* BEGIN *
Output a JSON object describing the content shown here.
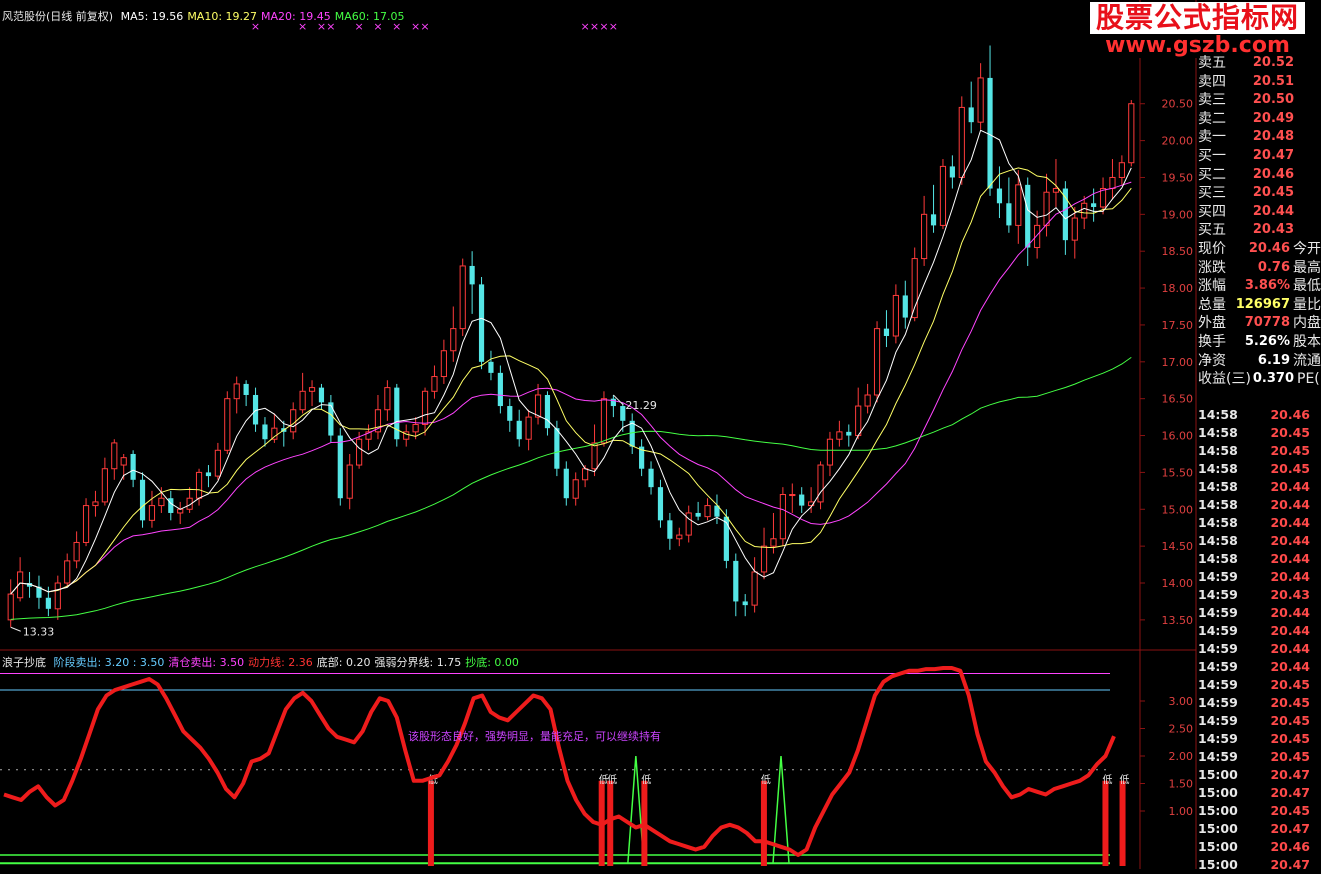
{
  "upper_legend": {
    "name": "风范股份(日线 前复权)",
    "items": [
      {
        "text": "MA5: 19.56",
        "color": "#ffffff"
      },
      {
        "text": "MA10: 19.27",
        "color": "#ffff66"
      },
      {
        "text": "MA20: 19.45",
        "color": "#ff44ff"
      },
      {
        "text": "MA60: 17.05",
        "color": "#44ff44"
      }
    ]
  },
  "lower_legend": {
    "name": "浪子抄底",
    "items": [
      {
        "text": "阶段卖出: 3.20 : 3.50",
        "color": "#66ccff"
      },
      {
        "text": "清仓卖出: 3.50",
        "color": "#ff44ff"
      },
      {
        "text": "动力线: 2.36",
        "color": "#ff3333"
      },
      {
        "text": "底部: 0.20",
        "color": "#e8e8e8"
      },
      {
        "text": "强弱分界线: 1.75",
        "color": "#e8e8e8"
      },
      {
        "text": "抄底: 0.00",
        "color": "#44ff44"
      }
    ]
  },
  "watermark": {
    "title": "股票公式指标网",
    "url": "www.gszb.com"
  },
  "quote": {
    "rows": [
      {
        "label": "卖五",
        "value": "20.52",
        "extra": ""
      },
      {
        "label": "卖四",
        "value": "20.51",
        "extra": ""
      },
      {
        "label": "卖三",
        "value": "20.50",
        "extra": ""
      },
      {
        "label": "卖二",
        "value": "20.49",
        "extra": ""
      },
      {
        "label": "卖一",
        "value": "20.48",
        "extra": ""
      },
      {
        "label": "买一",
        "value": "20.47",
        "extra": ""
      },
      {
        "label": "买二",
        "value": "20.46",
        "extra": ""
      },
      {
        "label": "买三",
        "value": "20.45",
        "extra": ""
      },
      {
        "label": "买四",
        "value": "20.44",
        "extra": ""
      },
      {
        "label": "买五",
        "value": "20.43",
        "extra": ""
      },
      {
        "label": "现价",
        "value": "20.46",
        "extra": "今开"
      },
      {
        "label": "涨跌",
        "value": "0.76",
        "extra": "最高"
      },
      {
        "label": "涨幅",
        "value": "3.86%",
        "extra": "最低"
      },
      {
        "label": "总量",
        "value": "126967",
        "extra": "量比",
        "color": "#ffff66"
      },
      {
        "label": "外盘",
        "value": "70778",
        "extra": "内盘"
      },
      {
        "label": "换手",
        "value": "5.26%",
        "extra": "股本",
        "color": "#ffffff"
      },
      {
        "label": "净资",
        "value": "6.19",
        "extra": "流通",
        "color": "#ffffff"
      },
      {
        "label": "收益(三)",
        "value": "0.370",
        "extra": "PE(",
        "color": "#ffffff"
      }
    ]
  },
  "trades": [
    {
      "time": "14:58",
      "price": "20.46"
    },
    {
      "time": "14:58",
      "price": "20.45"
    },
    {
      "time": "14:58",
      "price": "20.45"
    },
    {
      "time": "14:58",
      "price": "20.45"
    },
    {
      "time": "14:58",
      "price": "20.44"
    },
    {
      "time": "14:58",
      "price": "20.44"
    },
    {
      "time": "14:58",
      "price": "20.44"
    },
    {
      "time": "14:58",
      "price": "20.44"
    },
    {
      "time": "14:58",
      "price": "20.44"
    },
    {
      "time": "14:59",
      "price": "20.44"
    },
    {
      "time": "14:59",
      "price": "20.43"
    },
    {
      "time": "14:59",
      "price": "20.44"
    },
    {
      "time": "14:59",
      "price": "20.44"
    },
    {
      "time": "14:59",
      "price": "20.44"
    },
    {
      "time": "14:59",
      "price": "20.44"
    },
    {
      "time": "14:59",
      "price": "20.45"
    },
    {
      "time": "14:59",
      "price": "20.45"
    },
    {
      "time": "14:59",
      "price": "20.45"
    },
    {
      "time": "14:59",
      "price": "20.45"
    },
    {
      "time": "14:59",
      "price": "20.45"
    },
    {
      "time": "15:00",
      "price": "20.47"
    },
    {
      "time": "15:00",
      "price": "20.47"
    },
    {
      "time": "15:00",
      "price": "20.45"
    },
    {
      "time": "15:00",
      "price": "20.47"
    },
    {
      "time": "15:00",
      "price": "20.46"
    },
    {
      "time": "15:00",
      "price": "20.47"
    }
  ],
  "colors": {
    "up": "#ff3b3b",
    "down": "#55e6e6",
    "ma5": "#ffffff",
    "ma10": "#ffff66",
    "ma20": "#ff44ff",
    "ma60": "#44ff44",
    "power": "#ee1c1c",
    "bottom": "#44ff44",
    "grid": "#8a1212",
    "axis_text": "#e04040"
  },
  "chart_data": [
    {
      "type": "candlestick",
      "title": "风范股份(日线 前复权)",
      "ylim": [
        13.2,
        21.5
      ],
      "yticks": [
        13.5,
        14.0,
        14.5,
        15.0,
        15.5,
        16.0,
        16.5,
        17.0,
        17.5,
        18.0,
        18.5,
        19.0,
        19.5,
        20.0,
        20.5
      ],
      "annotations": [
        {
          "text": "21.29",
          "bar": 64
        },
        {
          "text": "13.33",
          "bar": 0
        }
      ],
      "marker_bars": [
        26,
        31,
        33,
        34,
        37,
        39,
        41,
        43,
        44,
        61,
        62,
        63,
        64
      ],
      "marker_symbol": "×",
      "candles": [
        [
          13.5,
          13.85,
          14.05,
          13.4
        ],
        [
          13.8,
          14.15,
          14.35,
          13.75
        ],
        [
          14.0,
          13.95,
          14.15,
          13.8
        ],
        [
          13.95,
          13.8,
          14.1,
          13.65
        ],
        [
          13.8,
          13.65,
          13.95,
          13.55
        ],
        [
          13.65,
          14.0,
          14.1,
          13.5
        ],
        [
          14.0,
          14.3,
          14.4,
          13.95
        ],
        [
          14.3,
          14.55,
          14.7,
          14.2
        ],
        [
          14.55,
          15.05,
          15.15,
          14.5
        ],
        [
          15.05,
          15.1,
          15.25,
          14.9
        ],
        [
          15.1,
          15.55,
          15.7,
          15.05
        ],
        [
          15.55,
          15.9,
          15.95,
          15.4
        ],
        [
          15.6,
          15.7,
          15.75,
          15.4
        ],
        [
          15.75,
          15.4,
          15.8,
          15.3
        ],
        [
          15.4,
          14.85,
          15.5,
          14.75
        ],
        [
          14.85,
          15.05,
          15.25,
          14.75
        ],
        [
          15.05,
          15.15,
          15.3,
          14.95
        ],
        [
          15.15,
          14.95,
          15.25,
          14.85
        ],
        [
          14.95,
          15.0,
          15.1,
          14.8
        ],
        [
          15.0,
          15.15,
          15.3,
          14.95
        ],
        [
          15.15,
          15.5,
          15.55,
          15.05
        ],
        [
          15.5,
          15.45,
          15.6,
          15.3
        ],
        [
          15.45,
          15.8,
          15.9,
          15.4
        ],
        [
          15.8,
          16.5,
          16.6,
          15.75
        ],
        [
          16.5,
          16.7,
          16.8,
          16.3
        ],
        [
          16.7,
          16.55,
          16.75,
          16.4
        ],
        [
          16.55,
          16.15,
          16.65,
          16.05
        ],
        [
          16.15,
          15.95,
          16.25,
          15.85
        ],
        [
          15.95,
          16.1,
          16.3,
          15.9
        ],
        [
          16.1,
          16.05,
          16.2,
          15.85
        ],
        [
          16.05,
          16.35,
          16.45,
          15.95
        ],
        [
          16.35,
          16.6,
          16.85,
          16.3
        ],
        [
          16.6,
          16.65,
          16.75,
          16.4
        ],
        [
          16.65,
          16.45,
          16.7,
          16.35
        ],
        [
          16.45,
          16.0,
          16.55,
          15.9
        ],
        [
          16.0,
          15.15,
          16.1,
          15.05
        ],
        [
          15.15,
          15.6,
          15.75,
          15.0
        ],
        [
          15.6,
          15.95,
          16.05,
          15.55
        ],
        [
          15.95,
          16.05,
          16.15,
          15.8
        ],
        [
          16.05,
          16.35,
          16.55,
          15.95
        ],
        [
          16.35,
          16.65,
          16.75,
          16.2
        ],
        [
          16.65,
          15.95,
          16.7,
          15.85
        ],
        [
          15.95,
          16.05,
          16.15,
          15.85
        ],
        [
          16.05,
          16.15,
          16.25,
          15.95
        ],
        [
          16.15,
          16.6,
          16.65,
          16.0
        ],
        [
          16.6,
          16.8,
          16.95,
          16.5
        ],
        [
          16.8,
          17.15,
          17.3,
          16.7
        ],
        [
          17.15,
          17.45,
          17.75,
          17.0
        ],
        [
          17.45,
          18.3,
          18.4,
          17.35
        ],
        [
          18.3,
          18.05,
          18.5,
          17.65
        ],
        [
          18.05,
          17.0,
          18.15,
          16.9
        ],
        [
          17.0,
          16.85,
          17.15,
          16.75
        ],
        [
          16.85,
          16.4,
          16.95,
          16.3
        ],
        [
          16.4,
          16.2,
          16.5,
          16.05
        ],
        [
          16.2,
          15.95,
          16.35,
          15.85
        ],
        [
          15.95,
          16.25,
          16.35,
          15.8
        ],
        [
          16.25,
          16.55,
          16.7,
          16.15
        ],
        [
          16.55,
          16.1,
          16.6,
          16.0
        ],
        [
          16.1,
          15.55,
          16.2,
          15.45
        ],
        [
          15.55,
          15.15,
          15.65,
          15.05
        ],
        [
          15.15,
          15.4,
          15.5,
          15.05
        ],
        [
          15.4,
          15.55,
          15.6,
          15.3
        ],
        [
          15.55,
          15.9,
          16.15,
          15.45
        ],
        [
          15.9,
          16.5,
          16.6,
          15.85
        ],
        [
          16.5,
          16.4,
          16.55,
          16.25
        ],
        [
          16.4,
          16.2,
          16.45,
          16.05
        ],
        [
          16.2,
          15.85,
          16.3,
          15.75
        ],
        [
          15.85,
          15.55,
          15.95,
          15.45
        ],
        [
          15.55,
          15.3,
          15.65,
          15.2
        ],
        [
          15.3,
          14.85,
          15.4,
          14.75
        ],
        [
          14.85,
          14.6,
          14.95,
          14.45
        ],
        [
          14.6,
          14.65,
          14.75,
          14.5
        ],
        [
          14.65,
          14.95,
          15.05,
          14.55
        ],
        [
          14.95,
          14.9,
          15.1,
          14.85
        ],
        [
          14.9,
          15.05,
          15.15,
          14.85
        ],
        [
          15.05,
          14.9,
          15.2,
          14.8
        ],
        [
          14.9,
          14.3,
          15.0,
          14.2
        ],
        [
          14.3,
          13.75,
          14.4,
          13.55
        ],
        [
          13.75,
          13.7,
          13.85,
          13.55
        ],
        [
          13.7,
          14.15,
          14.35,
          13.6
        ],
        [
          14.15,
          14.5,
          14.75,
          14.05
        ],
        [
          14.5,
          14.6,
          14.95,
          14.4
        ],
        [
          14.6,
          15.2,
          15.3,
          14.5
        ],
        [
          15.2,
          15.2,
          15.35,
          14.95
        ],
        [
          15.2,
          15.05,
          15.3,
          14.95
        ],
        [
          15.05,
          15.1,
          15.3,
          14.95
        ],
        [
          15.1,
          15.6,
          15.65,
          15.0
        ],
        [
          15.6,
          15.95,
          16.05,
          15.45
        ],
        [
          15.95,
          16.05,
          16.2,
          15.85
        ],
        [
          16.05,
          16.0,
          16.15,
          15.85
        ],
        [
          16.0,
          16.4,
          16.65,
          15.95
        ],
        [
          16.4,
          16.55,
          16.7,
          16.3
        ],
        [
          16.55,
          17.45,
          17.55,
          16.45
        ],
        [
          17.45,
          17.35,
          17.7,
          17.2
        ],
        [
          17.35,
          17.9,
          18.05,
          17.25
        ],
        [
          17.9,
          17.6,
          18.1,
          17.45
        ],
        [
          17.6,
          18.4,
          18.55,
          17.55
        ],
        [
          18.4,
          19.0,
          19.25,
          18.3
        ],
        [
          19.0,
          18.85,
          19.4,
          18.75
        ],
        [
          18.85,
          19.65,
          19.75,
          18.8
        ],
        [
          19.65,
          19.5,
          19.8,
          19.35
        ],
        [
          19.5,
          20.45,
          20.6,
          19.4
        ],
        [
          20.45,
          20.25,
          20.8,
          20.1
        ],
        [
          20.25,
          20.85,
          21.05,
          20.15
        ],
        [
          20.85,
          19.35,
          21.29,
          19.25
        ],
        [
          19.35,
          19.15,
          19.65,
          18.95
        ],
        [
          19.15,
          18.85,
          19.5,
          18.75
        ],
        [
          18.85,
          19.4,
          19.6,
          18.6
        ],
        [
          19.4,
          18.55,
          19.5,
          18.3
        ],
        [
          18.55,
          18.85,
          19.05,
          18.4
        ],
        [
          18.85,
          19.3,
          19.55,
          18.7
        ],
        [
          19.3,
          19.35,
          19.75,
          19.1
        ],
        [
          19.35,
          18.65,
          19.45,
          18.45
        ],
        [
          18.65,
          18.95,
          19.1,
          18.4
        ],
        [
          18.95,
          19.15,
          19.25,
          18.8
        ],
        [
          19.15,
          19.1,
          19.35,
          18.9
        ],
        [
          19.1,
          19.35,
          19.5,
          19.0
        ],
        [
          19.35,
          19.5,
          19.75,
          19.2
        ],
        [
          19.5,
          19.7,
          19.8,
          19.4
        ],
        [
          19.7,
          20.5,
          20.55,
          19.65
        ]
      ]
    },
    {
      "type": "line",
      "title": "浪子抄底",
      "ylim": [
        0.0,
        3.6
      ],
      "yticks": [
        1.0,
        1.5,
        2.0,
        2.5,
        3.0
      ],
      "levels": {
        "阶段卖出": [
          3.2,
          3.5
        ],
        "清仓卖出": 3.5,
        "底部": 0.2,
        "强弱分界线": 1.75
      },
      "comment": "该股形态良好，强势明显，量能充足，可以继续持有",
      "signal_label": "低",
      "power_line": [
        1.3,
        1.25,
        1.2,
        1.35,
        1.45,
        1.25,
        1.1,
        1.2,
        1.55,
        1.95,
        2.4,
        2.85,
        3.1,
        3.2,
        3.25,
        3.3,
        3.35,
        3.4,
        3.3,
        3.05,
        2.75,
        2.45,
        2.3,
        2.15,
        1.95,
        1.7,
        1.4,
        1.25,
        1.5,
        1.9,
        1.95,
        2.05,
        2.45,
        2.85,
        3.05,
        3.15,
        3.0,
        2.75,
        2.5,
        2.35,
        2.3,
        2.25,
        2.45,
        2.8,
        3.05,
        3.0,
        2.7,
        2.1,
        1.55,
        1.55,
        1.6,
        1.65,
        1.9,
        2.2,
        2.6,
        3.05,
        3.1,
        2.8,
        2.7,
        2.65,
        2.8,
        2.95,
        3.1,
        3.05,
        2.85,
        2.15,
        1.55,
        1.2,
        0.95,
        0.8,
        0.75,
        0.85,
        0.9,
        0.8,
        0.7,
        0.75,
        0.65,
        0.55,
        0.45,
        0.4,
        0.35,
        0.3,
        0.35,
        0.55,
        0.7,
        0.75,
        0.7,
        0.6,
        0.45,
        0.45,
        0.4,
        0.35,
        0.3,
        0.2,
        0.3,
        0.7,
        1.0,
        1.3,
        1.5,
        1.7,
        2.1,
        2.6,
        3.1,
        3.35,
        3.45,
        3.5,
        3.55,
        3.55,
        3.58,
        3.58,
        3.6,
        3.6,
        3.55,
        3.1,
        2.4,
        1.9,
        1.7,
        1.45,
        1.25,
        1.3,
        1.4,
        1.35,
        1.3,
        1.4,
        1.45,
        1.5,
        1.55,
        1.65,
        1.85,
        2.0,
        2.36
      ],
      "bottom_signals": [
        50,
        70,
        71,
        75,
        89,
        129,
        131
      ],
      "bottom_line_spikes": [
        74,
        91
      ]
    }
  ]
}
* END *
Given instruction:
Across the records, how many lines contain "title"? Only the number should be given.

Solution to the exercise:
3